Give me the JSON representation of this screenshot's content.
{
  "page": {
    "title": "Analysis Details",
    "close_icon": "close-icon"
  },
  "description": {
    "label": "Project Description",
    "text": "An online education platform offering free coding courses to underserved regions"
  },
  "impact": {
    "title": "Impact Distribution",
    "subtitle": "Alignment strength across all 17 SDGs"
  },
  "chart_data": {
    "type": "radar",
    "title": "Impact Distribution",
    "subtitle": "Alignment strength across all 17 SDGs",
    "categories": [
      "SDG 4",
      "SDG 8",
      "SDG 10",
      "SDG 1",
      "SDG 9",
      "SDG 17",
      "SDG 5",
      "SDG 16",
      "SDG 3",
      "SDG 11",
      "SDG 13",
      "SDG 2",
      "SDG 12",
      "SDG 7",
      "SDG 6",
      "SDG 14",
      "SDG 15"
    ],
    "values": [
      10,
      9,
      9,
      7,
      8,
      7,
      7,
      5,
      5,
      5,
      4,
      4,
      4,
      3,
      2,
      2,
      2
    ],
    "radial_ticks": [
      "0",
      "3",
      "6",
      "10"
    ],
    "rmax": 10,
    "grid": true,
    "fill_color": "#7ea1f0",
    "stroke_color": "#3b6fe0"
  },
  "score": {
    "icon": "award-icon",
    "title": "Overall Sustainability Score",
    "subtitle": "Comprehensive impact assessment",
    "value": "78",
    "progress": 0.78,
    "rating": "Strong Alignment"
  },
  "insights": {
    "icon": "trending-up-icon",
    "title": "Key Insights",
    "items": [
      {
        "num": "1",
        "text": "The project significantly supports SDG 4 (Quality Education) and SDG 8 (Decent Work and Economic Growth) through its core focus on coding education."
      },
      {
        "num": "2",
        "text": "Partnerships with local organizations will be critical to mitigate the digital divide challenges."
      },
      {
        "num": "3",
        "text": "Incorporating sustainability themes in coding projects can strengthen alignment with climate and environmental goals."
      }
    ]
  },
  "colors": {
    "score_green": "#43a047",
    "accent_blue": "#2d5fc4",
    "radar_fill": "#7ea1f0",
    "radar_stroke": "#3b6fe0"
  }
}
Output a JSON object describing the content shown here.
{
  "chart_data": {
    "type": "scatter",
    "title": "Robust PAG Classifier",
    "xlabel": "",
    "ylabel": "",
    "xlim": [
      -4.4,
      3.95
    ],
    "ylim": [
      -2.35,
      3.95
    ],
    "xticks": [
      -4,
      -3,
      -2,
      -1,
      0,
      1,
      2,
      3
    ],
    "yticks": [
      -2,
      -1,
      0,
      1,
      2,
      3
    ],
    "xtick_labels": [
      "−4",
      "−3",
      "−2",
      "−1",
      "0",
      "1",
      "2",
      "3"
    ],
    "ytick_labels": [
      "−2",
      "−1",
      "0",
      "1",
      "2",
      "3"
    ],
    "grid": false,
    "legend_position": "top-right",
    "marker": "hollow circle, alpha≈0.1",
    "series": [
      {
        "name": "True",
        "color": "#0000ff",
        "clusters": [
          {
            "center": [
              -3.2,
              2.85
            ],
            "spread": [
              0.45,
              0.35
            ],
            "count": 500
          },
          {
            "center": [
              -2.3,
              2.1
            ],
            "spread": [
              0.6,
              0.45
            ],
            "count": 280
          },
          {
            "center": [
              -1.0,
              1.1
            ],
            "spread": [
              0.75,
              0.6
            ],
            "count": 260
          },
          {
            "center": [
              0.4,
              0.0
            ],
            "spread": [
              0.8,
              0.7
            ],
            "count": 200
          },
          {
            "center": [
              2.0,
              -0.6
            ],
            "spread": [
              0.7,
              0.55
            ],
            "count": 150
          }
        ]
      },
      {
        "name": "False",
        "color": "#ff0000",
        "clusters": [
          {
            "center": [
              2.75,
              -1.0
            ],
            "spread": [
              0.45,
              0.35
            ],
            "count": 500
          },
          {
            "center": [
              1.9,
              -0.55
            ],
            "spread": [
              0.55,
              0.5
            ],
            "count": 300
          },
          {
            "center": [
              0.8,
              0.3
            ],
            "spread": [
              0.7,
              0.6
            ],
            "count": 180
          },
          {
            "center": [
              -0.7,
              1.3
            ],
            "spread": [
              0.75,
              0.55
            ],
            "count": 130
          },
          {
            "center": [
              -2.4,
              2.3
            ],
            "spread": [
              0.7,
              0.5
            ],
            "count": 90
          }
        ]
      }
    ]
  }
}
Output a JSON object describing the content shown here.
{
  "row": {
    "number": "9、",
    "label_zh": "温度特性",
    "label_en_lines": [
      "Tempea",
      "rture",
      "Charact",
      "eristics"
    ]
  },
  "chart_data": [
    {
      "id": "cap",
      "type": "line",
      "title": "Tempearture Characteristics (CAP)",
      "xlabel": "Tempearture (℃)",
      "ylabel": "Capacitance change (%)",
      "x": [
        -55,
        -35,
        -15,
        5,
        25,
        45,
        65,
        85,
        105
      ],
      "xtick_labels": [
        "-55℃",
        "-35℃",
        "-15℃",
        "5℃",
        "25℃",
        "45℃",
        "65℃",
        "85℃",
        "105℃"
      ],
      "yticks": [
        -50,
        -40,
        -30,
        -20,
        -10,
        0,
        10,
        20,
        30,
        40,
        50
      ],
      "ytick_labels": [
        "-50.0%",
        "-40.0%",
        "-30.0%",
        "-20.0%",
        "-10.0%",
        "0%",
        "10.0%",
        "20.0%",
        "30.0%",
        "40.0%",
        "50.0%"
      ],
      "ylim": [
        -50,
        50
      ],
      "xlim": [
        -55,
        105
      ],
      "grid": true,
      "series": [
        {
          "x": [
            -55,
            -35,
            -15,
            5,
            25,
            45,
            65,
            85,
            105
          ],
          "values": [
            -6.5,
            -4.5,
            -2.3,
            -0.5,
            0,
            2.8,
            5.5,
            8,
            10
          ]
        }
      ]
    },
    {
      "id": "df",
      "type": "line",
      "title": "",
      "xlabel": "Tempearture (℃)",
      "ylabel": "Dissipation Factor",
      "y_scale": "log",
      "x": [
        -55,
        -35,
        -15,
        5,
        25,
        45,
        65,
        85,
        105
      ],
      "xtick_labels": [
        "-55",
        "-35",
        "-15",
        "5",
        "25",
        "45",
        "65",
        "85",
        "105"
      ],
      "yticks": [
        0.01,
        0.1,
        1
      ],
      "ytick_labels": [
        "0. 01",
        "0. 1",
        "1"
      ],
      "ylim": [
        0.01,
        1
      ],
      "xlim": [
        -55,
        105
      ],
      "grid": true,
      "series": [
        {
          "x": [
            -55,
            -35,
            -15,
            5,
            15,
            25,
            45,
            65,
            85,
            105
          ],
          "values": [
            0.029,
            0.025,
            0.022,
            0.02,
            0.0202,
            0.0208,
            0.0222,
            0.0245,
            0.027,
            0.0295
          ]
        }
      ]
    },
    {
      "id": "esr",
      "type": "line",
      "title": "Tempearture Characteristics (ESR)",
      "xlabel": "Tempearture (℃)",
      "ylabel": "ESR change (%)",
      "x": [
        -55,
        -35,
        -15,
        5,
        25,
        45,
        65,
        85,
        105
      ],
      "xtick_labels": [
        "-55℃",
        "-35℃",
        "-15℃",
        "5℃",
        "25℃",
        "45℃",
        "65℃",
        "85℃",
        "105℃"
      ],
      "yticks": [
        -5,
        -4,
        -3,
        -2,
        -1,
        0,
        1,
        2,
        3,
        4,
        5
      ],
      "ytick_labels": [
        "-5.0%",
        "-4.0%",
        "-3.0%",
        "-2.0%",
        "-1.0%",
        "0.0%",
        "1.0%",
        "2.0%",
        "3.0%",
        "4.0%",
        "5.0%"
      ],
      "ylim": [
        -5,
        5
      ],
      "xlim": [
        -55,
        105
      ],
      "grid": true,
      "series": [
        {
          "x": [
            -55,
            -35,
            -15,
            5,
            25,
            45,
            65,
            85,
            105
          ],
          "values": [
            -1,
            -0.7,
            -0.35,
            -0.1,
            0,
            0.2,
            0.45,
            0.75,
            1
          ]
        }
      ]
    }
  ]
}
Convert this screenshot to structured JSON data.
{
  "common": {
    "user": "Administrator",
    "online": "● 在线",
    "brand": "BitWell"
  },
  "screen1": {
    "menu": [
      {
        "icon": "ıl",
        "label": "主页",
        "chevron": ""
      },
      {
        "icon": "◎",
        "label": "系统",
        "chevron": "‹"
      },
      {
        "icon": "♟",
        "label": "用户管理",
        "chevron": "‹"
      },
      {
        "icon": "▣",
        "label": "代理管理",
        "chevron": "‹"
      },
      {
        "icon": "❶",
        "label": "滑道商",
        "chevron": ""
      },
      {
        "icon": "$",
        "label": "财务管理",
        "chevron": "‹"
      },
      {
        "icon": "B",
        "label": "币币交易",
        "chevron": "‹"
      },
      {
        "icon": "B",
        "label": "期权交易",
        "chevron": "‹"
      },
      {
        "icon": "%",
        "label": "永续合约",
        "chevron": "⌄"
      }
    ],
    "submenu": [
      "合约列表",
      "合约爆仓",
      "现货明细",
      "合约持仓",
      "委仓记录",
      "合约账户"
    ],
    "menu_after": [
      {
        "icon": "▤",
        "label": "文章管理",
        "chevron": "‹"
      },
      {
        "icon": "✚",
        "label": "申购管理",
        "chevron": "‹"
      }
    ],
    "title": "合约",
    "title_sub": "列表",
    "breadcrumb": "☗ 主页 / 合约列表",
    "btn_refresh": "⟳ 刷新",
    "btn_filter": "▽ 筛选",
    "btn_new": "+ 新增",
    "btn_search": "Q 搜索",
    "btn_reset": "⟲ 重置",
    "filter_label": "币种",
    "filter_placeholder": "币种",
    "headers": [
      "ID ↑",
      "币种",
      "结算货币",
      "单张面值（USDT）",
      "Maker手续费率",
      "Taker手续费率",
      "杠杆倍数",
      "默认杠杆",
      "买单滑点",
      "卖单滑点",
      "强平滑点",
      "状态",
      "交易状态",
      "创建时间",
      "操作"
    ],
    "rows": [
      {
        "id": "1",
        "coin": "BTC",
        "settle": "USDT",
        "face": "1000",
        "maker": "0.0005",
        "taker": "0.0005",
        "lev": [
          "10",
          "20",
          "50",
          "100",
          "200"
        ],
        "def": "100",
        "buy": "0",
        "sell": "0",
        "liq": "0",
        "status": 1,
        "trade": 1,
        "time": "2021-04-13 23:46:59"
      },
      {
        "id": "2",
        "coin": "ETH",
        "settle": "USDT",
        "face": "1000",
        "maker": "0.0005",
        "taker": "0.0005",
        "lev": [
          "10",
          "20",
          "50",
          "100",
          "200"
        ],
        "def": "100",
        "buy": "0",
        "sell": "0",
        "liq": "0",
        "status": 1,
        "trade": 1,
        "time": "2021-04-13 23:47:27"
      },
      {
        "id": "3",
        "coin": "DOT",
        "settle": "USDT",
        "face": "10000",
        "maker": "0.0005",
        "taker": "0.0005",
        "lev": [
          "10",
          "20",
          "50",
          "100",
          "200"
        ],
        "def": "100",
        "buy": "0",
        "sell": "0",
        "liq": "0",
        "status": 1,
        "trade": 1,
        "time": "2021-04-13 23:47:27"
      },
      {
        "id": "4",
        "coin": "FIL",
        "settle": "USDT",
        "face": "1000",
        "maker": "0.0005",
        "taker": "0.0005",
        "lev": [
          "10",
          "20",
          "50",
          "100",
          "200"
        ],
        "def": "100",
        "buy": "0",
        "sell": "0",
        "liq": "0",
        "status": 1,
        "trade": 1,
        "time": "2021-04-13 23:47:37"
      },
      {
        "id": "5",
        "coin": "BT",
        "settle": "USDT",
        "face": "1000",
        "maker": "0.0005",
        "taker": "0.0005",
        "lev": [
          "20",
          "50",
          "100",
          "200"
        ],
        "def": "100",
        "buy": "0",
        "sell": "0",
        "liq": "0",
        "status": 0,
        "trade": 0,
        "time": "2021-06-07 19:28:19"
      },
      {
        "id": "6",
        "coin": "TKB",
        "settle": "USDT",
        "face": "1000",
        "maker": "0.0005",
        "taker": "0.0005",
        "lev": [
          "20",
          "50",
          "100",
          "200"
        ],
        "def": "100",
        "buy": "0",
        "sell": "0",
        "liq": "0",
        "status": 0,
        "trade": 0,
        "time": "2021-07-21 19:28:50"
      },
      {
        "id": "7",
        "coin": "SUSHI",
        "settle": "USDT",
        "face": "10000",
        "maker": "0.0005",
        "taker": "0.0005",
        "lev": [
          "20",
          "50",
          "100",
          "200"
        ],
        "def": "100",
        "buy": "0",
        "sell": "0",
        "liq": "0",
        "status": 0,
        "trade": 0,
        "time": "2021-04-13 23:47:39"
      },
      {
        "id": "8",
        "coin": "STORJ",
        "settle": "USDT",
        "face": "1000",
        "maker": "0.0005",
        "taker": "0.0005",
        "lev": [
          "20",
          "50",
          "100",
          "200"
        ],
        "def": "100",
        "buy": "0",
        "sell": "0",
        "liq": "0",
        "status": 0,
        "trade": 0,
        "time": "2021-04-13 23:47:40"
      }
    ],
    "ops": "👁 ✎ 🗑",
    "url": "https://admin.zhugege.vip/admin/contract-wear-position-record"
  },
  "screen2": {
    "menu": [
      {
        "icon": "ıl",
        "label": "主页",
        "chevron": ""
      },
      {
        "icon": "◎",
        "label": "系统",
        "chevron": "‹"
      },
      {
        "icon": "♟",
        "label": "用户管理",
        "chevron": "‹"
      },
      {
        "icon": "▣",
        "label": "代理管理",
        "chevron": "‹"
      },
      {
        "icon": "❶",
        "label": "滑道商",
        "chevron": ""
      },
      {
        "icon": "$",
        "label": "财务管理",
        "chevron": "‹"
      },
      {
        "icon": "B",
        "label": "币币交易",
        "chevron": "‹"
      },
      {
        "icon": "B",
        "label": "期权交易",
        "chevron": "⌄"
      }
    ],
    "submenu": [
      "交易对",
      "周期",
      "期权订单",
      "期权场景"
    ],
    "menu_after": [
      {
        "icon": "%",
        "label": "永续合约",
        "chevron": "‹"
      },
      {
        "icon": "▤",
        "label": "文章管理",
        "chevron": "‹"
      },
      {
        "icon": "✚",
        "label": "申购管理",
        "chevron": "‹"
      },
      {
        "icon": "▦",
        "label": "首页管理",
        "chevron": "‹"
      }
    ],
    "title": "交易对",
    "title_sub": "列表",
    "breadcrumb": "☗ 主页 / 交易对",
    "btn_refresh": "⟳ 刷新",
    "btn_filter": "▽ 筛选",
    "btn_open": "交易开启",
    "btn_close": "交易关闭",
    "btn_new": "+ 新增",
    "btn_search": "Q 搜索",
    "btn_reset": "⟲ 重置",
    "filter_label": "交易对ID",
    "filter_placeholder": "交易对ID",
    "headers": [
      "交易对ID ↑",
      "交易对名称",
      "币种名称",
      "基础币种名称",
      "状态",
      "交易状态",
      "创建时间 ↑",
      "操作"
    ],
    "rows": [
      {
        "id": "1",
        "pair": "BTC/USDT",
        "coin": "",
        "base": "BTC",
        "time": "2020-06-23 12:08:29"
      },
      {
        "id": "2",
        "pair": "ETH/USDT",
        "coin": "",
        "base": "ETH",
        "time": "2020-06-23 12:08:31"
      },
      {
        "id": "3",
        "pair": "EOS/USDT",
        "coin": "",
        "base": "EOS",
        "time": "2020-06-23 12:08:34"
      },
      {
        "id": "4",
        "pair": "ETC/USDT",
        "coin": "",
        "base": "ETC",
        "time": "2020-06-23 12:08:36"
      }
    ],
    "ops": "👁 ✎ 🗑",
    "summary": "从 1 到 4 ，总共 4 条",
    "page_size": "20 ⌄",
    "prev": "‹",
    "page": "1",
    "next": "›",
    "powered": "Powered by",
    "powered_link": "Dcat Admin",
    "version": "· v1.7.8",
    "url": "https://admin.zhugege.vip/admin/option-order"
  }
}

## [To do]
Across the records, count the lines holding the string "this". Give the number and stop.

## [The reply]
2